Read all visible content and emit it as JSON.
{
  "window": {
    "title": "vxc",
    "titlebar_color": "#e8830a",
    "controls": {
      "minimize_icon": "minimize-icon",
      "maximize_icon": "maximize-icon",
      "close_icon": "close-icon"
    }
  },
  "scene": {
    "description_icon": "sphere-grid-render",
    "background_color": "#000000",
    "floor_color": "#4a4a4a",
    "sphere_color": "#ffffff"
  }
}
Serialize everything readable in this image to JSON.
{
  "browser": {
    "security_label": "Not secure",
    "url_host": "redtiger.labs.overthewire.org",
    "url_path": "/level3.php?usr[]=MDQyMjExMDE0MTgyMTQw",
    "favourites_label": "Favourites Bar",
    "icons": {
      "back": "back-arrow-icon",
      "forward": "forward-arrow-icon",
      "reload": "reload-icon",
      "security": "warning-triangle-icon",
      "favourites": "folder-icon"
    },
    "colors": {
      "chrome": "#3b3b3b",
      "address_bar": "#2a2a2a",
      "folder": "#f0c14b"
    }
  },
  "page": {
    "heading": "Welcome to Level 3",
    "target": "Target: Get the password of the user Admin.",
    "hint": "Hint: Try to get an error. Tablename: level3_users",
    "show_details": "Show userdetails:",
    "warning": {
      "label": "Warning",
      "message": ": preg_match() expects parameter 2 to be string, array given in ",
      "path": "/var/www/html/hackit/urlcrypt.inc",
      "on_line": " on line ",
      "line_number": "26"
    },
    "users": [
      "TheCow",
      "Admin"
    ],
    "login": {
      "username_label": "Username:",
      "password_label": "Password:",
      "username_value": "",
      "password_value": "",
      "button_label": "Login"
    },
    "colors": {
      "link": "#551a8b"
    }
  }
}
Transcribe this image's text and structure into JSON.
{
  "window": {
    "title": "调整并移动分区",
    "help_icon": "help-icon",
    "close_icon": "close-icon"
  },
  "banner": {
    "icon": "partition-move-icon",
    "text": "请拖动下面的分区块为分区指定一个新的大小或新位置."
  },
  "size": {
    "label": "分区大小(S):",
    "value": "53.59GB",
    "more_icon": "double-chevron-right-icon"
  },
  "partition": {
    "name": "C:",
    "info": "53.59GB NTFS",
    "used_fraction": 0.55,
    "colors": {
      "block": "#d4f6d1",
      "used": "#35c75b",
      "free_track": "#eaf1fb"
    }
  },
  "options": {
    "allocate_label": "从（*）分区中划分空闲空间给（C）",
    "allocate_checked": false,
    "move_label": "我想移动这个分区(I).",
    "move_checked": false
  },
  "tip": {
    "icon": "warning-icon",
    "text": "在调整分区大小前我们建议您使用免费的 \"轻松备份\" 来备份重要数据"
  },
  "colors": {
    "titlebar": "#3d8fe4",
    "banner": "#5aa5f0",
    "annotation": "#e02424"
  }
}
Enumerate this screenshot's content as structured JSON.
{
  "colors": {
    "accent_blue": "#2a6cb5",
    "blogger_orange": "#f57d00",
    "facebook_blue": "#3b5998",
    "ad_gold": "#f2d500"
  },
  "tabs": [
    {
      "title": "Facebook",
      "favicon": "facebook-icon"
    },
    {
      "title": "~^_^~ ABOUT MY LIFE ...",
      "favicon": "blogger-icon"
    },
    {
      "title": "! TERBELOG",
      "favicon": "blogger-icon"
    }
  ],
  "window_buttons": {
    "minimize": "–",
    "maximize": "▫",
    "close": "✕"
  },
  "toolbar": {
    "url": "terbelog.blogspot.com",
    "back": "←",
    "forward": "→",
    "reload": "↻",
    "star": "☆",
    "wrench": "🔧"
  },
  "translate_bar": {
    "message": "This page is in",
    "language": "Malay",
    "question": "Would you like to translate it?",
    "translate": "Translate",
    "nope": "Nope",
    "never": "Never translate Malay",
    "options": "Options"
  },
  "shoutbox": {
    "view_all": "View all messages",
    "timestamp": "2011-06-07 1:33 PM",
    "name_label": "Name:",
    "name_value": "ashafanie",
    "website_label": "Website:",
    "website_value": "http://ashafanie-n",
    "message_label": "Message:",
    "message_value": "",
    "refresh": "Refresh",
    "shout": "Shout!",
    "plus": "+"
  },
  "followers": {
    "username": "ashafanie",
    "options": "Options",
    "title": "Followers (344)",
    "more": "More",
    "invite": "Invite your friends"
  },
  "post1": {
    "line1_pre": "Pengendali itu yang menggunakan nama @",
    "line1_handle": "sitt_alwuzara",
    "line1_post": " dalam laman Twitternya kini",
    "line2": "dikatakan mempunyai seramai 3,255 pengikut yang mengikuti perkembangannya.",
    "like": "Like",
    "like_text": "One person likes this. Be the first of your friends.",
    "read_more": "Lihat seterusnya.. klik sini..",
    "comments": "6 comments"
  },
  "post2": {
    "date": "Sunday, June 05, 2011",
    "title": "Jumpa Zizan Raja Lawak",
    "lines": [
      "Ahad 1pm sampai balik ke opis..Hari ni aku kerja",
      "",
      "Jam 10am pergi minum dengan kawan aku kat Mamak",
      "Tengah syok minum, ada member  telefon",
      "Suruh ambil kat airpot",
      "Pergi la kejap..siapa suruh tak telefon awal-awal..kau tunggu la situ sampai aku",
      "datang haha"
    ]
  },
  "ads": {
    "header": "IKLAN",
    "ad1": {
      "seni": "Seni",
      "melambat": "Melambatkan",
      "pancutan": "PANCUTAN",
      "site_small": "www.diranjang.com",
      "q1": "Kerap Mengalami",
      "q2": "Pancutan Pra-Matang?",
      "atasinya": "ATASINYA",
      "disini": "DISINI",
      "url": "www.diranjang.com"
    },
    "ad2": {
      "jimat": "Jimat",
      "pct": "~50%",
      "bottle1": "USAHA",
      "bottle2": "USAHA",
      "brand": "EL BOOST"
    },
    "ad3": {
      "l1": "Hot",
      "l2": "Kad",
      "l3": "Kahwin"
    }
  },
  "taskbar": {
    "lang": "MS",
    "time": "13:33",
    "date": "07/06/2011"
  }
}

◆ ◆ ◆ ◆ ◆

Given request.
Repeat all entries. Match them exactly.

Task response.
Read all visible content and emit it as JSON.
{
  "window": {
    "title": "vxc",
    "titlebar_color": "#e8830a",
    "controls": {
      "minimize_icon": "minimize-icon",
      "maximize_icon": "maximize-icon",
      "close_icon": "close-icon"
    }
  },
  "scene": {
    "description_icon": "sphere-grid-render",
    "background_color": "#000000",
    "floor_color": "#4a4a4a",
    "sphere_color": "#ffffff"
  }
}
Serialize everything readable in this image to JSON.
{
  "browser": {
    "security_label": "Not secure",
    "url_host": "redtiger.labs.overthewire.org",
    "url_path": "/level3.php?usr[]=MDQyMjExMDE0MTgyMTQw",
    "favourites_label": "Favourites Bar",
    "icons": {
      "back": "back-arrow-icon",
      "forward": "forward-arrow-icon",
      "reload": "reload-icon",
      "security": "warning-triangle-icon",
      "favourites": "folder-icon"
    },
    "colors": {
      "chrome": "#3b3b3b",
      "address_bar": "#2a2a2a",
      "folder": "#f0c14b"
    }
  },
  "page": {
    "heading": "Welcome to Level 3",
    "target": "Target: Get the password of the user Admin.",
    "hint": "Hint: Try to get an error. Tablename: level3_users",
    "show_details": "Show userdetails:",
    "warning": {
      "label": "Warning",
      "message": ": preg_match() expects parameter 2 to be string, array given in ",
      "path": "/var/www/html/hackit/urlcrypt.inc",
      "on_line": " on line ",
      "line_number": "26"
    },
    "users": [
      "TheCow",
      "Admin"
    ],
    "login": {
      "username_label": "Username:",
      "password_label": "Password:",
      "username_value": "",
      "password_value": "",
      "button_label": "Login"
    },
    "colors": {
      "link": "#551a8b"
    }
  }
}
Transcribe this image's text and structure into JSON.
{
  "window": {
    "title": "调整并移动分区",
    "help_icon": "help-icon",
    "close_icon": "close-icon"
  },
  "banner": {
    "icon": "partition-move-icon",
    "text": "请拖动下面的分区块为分区指定一个新的大小或新位置."
  },
  "size": {
    "label": "分区大小(S):",
    "value": "53.59GB",
    "more_icon": "double-chevron-right-icon"
  },
  "partition": {
    "name": "C:",
    "info": "53.59GB NTFS",
    "used_fraction": 0.55,
    "colors": {
      "block": "#d4f6d1",
      "used": "#35c75b",
      "free_track": "#eaf1fb"
    }
  },
  "options": {
    "allocate_label": "从（*）分区中划分空闲空间给（C）",
    "allocate_checked": false,
    "move_label": "我想移动这个分区(I).",
    "move_checked": false
  },
  "tip": {
    "icon": "warning-icon",
    "text": "在调整分区大小前我们建议您使用免费的 \"轻松备份\" 来备份重要数据"
  },
  "colors": {
    "titlebar": "#3d8fe4",
    "banner": "#5aa5f0",
    "annotation": "#e02424"
  }
}
Enumerate this screenshot's content as structured JSON.
{
  "colors": {
    "accent_blue": "#2a6cb5",
    "blogger_orange": "#f57d00",
    "facebook_blue": "#3b5998",
    "ad_gold": "#f2d500"
  },
  "tabs": [
    {
      "title": "Facebook",
      "favicon": "facebook-icon"
    },
    {
      "title": "~^_^~ ABOUT MY LIFE ...",
      "favicon": "blogger-icon"
    },
    {
      "title": "! TERBELOG",
      "favicon": "blogger-icon"
    }
  ],
  "window_buttons": {
    "minimize": "–",
    "maximize": "▫",
    "close": "✕"
  },
  "toolbar": {
    "url": "terbelog.blogspot.com",
    "back": "←",
    "forward": "→",
    "reload": "↻",
    "star": "☆",
    "wrench": "🔧"
  },
  "translate_bar": {
    "message": "This page is in",
    "language": "Malay",
    "question": "Would you like to translate it?",
    "translate": "Translate",
    "nope": "Nope",
    "never": "Never translate Malay",
    "options": "Options"
  },
  "shoutbox": {
    "view_all": "View all messages",
    "timestamp": "2011-06-07 1:33 PM",
    "name_label": "Name:",
    "name_value": "ashafanie",
    "website_label": "Website:",
    "website_value": "http://ashafanie-n",
    "message_label": "Message:",
    "message_value": "",
    "refresh": "Refresh",
    "shout": "Shout!",
    "plus": "+"
  },
  "followers": {
    "username": "ashafanie",
    "options": "Options",
    "title": "Followers (344)",
    "more": "More",
    "invite": "Invite your friends"
  },
  "post1": {
    "line1_pre": "Pengendali itu yang menggunakan nama @",
    "line1_handle": "sitt_alwuzara",
    "line1_post": " dalam laman Twitternya kini",
    "line2": "dikatakan mempunyai seramai 3,255 pengikut yang mengikuti perkembangannya.",
    "like": "Like",
    "like_text": "One person likes this. Be the first of your friends.",
    "read_more": "Lihat seterusnya.. klik sini..",
    "comments": "6 comments"
  },
  "post2": {
    "date": "Sunday, June 05, 2011",
    "title": "Jumpa Zizan Raja Lawak",
    "lines": [
      "Ahad 1pm sampai balik ke opis..Hari ni aku kerja",
      "",
      "Jam 10am pergi minum dengan kawan aku kat Mamak",
      "Tengah syok minum, ada member  telefon",
      "Suruh ambil kat airpot",
      "Pergi la kejap..siapa suruh tak telefon awal-awal..kau tunggu la situ sampai aku",
      "datang haha"
    ]
  },
  "ads": {
    "header": "IKLAN",
    "ad1": {
      "seni": "Seni",
      "melambat": "Melambatkan",
      "pancutan": "PANCUTAN",
      "site_small": "www.diranjang.com",
      "q1": "Kerap Mengalami",
      "q2": "Pancutan Pra-Matang?",
      "atasinya": "ATASINYA",
      "disini": "DISINI",
      "url": "www.diranjang.com"
    },
    "ad2": {
      "jimat": "Jimat",
      "pct": "~50%",
      "bottle1": "USAHA",
      "bottle2": "USAHA",
      "brand": "EL BOOST"
    },
    "ad3": {
      "l1": "Hot",
      "l2": "Kad",
      "l3": "Kahwin"
    }
  },
  "taskbar": {
    "lang": "MS",
    "time": "13:33",
    "date": "07/06/2011"
  }
}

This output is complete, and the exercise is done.